▸ Problem requirements
Output every line of the data exactly as it appears.

▸ Stored data
◆ ◆ ◆

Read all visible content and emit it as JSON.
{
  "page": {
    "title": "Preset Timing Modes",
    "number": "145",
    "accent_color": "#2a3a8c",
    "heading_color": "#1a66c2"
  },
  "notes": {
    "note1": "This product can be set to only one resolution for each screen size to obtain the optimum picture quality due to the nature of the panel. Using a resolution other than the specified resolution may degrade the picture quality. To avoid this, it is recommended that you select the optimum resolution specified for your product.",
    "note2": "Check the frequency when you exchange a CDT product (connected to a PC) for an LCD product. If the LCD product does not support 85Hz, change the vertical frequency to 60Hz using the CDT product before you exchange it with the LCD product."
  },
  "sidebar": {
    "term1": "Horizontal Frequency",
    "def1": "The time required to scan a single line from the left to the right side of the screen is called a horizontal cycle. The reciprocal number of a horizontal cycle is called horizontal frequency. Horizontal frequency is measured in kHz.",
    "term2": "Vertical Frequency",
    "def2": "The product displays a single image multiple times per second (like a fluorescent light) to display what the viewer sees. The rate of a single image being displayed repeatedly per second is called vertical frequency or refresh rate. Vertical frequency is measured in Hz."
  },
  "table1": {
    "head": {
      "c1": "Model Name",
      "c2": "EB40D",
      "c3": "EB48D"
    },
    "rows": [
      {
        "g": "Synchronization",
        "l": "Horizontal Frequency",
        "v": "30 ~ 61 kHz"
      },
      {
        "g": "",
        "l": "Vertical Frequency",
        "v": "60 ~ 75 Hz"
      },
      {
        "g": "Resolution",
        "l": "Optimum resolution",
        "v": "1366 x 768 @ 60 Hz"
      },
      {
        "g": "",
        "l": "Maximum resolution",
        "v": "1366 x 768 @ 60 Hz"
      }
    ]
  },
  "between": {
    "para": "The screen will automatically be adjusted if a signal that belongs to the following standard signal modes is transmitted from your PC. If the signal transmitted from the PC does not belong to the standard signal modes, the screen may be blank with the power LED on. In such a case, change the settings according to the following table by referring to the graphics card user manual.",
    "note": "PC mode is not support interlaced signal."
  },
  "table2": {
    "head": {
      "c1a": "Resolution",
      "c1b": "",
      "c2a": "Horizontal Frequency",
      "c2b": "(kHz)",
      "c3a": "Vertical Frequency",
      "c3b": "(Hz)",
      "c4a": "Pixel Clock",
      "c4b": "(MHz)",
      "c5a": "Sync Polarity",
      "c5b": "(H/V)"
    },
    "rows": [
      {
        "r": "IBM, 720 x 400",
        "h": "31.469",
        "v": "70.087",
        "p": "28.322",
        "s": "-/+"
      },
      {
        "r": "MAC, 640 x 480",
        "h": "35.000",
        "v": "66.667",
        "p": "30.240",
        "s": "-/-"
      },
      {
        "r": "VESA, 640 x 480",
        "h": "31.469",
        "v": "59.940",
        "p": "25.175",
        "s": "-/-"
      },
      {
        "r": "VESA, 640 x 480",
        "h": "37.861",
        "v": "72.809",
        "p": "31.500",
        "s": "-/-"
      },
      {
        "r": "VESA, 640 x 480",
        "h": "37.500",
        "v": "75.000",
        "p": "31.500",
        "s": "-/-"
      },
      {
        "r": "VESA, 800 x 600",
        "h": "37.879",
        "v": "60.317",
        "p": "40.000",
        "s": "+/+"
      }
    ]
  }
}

◆ ◆ ◆

▸ Problem solution
Read all visible content and emit it as JSON.
{
  "page": {
    "title": "Preset Timing Modes",
    "number": "145",
    "accent_color": "#2a3a8c",
    "heading_color": "#1a66c2"
  },
  "notes": {
    "note1": "This product can be set to only one resolution for each screen size to obtain the optimum picture quality due to the nature of the panel. Using a resolution other than the specified resolution may degrade the picture quality. To avoid this, it is recommended that you select the optimum resolution specified for your product.",
    "note2": "Check the frequency when you exchange a CDT product (connected to a PC) for an LCD product. If the LCD product does not support 85Hz, change the vertical frequency to 60Hz using the CDT product before you exchange it with the LCD product."
  },
  "sidebar": {
    "term1": "Horizontal Frequency",
    "def1": "The time required to scan a single line from the left to the right side of the screen is called a horizontal cycle. The reciprocal number of a horizontal cycle is called horizontal frequency. Horizontal frequency is measured in kHz.",
    "term2": "Vertical Frequency",
    "def2": "The product displays a single image multiple times per second (like a fluorescent light) to display what the viewer sees. The rate of a single image being displayed repeatedly per second is called vertical frequency or refresh rate. Vertical frequency is measured in Hz."
  },
  "table1": {
    "head": {
      "c1": "Model Name",
      "c2": "EB40D",
      "c3": "EB48D"
    },
    "rows": [
      {
        "g": "Synchronization",
        "l": "Horizontal Frequency",
        "v": "30 ~ 61 kHz"
      },
      {
        "g": "",
        "l": "Vertical Frequency",
        "v": "60 ~ 75 Hz"
      },
      {
        "g": "Resolution",
        "l": "Optimum resolution",
        "v": "1366 x 768 @ 60 Hz"
      },
      {
        "g": "",
        "l": "Maximum resolution",
        "v": "1366 x 768 @ 60 Hz"
      }
    ]
  },
  "between": {
    "para": "The screen will automatically be adjusted if a signal that belongs to the following standard signal modes is transmitted from your PC. If the signal transmitted from the PC does not belong to the standard signal modes, the screen may be blank with the power LED on. In such a case, change the settings according to the following table by referring to the graphics card user manual.",
    "note": "PC mode is not support interlaced signal."
  },
  "table2": {
    "head": {
      "c1a": "Resolution",
      "c1b": "",
      "c2a": "Horizontal Frequency",
      "c2b": "(kHz)",
      "c3a": "Vertical Frequency",
      "c3b": "(Hz)",
      "c4a": "Pixel Clock",
      "c4b": "(MHz)",
      "c5a": "Sync Polarity",
      "c5b": "(H/V)"
    },
    "rows": [
      {
        "r": "IBM, 720 x 400",
        "h": "31.469",
        "v": "70.087",
        "p": "28.322",
        "s": "-/+"
      },
      {
        "r": "MAC, 640 x 480",
        "h": "35.000",
        "v": "66.667",
        "p": "30.240",
        "s": "-/-"
      },
      {
        "r": "VESA, 640 x 480",
        "h": "31.469",
        "v": "59.940",
        "p": "25.175",
        "s": "-/-"
      },
      {
        "r": "VESA, 640 x 480",
        "h": "37.861",
        "v": "72.809",
        "p": "31.500",
        "s": "-/-"
      },
      {
        "r": "VESA, 640 x 480",
        "h": "37.500",
        "v": "75.000",
        "p": "31.500",
        "s": "-/-"
      },
      {
        "r": "VESA, 800 x 600",
        "h": "37.879",
        "v": "60.317",
        "p": "40.000",
        "s": "+/+"
      }
    ]
  }
}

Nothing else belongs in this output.